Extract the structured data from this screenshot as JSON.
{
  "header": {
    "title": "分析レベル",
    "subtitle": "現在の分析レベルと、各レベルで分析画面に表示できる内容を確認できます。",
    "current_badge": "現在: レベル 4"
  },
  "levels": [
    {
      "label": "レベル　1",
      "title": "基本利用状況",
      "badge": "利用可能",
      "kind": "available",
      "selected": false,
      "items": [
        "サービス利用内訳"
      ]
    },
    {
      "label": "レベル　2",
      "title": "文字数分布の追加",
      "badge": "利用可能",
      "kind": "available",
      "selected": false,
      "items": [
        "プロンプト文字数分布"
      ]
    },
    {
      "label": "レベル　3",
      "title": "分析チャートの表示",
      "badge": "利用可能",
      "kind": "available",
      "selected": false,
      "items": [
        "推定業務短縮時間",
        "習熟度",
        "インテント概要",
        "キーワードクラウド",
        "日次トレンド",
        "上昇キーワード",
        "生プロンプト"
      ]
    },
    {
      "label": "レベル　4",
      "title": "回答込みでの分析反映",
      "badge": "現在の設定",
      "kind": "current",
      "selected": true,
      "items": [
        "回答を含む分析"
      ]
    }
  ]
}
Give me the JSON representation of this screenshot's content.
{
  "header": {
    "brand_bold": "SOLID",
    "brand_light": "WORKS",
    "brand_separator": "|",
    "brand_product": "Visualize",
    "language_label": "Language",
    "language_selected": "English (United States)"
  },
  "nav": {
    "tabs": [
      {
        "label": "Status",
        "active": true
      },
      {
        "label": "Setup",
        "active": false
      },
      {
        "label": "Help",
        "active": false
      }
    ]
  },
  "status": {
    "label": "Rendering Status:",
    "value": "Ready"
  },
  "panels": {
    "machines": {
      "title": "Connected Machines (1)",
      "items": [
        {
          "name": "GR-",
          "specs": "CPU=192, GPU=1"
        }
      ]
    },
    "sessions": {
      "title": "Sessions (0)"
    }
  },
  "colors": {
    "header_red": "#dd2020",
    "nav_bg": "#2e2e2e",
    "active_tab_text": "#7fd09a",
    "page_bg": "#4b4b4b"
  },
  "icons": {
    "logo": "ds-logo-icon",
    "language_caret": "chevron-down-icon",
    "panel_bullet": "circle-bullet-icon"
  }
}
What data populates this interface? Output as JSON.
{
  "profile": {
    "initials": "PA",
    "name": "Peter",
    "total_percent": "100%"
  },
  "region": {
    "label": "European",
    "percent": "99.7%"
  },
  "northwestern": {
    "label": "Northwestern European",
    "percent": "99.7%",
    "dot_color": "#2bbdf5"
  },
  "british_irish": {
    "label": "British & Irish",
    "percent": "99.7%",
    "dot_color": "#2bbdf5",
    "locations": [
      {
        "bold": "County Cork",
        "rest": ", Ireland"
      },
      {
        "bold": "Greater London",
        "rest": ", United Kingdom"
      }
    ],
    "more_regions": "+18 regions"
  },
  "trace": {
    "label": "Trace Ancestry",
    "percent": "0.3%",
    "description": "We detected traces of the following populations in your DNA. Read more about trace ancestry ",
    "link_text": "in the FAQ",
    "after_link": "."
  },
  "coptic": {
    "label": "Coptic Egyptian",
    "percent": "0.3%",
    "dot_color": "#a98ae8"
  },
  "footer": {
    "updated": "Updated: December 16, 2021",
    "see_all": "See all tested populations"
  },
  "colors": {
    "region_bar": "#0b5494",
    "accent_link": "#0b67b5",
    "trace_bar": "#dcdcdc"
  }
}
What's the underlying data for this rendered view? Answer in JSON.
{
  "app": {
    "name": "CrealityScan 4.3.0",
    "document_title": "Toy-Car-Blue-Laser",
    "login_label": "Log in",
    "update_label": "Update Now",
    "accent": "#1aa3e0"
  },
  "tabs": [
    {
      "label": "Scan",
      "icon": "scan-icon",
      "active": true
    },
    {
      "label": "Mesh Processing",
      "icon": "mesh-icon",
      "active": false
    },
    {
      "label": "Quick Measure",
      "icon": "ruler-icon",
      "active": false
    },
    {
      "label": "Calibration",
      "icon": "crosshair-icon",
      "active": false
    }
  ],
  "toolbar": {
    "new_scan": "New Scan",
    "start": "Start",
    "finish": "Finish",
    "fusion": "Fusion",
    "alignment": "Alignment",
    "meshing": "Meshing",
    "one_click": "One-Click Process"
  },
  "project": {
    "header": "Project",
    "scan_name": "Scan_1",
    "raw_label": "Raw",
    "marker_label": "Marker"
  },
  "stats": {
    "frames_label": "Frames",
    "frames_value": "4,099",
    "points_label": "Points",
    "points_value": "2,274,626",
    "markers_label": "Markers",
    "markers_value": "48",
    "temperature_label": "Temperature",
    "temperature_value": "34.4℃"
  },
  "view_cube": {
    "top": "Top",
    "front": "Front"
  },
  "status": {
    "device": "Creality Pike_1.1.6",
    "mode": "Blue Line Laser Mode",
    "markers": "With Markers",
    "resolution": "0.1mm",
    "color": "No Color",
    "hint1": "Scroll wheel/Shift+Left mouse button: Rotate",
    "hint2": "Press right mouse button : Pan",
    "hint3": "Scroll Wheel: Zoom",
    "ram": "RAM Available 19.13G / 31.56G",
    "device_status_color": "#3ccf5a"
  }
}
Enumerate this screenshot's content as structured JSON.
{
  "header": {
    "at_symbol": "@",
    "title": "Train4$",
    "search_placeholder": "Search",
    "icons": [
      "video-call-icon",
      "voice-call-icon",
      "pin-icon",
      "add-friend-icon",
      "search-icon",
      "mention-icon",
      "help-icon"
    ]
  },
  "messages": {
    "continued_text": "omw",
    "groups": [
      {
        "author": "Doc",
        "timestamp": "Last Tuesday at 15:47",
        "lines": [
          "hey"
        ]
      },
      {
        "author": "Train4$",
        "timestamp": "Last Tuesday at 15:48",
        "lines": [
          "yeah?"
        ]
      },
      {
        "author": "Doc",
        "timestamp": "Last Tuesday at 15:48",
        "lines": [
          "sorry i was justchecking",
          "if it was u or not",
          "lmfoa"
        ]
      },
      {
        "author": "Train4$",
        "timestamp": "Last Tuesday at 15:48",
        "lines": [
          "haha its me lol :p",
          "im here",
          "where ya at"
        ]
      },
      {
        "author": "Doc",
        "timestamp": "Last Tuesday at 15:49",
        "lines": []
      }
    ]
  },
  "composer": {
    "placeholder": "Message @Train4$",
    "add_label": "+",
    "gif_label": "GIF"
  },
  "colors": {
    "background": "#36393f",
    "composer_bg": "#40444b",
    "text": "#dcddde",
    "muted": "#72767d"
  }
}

***

» Exercise
Set out the complete listing exactly as shown.

» Full solution
Extract the structured data from this screenshot as JSON.
{
  "header": {
    "title": "分析レベル",
    "subtitle": "現在の分析レベルと、各レベルで分析画面に表示できる内容を確認できます。",
    "current_badge": "現在: レベル 4"
  },
  "levels": [
    {
      "label": "レベル　1",
      "title": "基本利用状況",
      "badge": "利用可能",
      "kind": "available",
      "selected": false,
      "items": [
        "サービス利用内訳"
      ]
    },
    {
      "label": "レベル　2",
      "title": "文字数分布の追加",
      "badge": "利用可能",
      "kind": "available",
      "selected": false,
      "items": [
        "プロンプト文字数分布"
      ]
    },
    {
      "label": "レベル　3",
      "title": "分析チャートの表示",
      "badge": "利用可能",
      "kind": "available",
      "selected": false,
      "items": [
        "推定業務短縮時間",
        "習熟度",
        "インテント概要",
        "キーワードクラウド",
        "日次トレンド",
        "上昇キーワード",
        "生プロンプト"
      ]
    },
    {
      "label": "レベル　4",
      "title": "回答込みでの分析反映",
      "badge": "現在の設定",
      "kind": "current",
      "selected": true,
      "items": [
        "回答を含む分析"
      ]
    }
  ]
}
Give me the JSON representation of this screenshot's content.
{
  "header": {
    "brand_bold": "SOLID",
    "brand_light": "WORKS",
    "brand_separator": "|",
    "brand_product": "Visualize",
    "language_label": "Language",
    "language_selected": "English (United States)"
  },
  "nav": {
    "tabs": [
      {
        "label": "Status",
        "active": true
      },
      {
        "label": "Setup",
        "active": false
      },
      {
        "label": "Help",
        "active": false
      }
    ]
  },
  "status": {
    "label": "Rendering Status:",
    "value": "Ready"
  },
  "panels": {
    "machines": {
      "title": "Connected Machines (1)",
      "items": [
        {
          "name": "GR-",
          "specs": "CPU=192, GPU=1"
        }
      ]
    },
    "sessions": {
      "title": "Sessions (0)"
    }
  },
  "colors": {
    "header_red": "#dd2020",
    "nav_bg": "#2e2e2e",
    "active_tab_text": "#7fd09a",
    "page_bg": "#4b4b4b"
  },
  "icons": {
    "logo": "ds-logo-icon",
    "language_caret": "chevron-down-icon",
    "panel_bullet": "circle-bullet-icon"
  }
}
What data populates this interface? Output as JSON.
{
  "profile": {
    "initials": "PA",
    "name": "Peter",
    "total_percent": "100%"
  },
  "region": {
    "label": "European",
    "percent": "99.7%"
  },
  "northwestern": {
    "label": "Northwestern European",
    "percent": "99.7%",
    "dot_color": "#2bbdf5"
  },
  "british_irish": {
    "label": "British & Irish",
    "percent": "99.7%",
    "dot_color": "#2bbdf5",
    "locations": [
      {
        "bold": "County Cork",
        "rest": ", Ireland"
      },
      {
        "bold": "Greater London",
        "rest": ", United Kingdom"
      }
    ],
    "more_regions": "+18 regions"
  },
  "trace": {
    "label": "Trace Ancestry",
    "percent": "0.3%",
    "description": "We detected traces of the following populations in your DNA. Read more about trace ancestry ",
    "link_text": "in the FAQ",
    "after_link": "."
  },
  "coptic": {
    "label": "Coptic Egyptian",
    "percent": "0.3%",
    "dot_color": "#a98ae8"
  },
  "footer": {
    "updated": "Updated: December 16, 2021",
    "see_all": "See all tested populations"
  },
  "colors": {
    "region_bar": "#0b5494",
    "accent_link": "#0b67b5",
    "trace_bar": "#dcdcdc"
  }
}
What's the underlying data for this rendered view? Answer in JSON.
{
  "app": {
    "name": "CrealityScan 4.3.0",
    "document_title": "Toy-Car-Blue-Laser",
    "login_label": "Log in",
    "update_label": "Update Now",
    "accent": "#1aa3e0"
  },
  "tabs": [
    {
      "label": "Scan",
      "icon": "scan-icon",
      "active": true
    },
    {
      "label": "Mesh Processing",
      "icon": "mesh-icon",
      "active": false
    },
    {
      "label": "Quick Measure",
      "icon": "ruler-icon",
      "active": false
    },
    {
      "label": "Calibration",
      "icon": "crosshair-icon",
      "active": false
    }
  ],
  "toolbar": {
    "new_scan": "New Scan",
    "start": "Start",
    "finish": "Finish",
    "fusion": "Fusion",
    "alignment": "Alignment",
    "meshing": "Meshing",
    "one_click": "One-Click Process"
  },
  "project": {
    "header": "Project",
    "scan_name": "Scan_1",
    "raw_label": "Raw",
    "marker_label": "Marker"
  },
  "stats": {
    "frames_label": "Frames",
    "frames_value": "4,099",
    "points_label": "Points",
    "points_value": "2,274,626",
    "markers_label": "Markers",
    "markers_value": "48",
    "temperature_label": "Temperature",
    "temperature_value": "34.4℃"
  },
  "view_cube": {
    "top": "Top",
    "front": "Front"
  },
  "status": {
    "device": "Creality Pike_1.1.6",
    "mode": "Blue Line Laser Mode",
    "markers": "With Markers",
    "resolution": "0.1mm",
    "color": "No Color",
    "hint1": "Scroll wheel/Shift+Left mouse button: Rotate",
    "hint2": "Press right mouse button : Pan",
    "hint3": "Scroll Wheel: Zoom",
    "ram": "RAM Available 19.13G / 31.56G",
    "device_status_color": "#3ccf5a"
  }
}
Enumerate this screenshot's content as structured JSON.
{
  "header": {
    "at_symbol": "@",
    "title": "Train4$",
    "search_placeholder": "Search",
    "icons": [
      "video-call-icon",
      "voice-call-icon",
      "pin-icon",
      "add-friend-icon",
      "search-icon",
      "mention-icon",
      "help-icon"
    ]
  },
  "messages": {
    "continued_text": "omw",
    "groups": [
      {
        "author": "Doc",
        "timestamp": "Last Tuesday at 15:47",
        "lines": [
          "hey"
        ]
      },
      {
        "author": "Train4$",
        "timestamp": "Last Tuesday at 15:48",
        "lines": [
          "yeah?"
        ]
      },
      {
        "author": "Doc",
        "timestamp": "Last Tuesday at 15:48",
        "lines": [
          "sorry i was justchecking",
          "if it was u or not",
          "lmfoa"
        ]
      },
      {
        "author": "Train4$",
        "timestamp": "Last Tuesday at 15:48",
        "lines": [
          "haha its me lol :p",
          "im here",
          "where ya at"
        ]
      },
      {
        "author": "Doc",
        "timestamp": "Last Tuesday at 15:49",
        "lines": []
      }
    ]
  },
  "composer": {
    "placeholder": "Message @Train4$",
    "add_label": "+",
    "gif_label": "GIF"
  },
  "colors": {
    "background": "#36393f",
    "composer_bg": "#40444b",
    "text": "#dcddde",
    "muted": "#72767d"
  }
}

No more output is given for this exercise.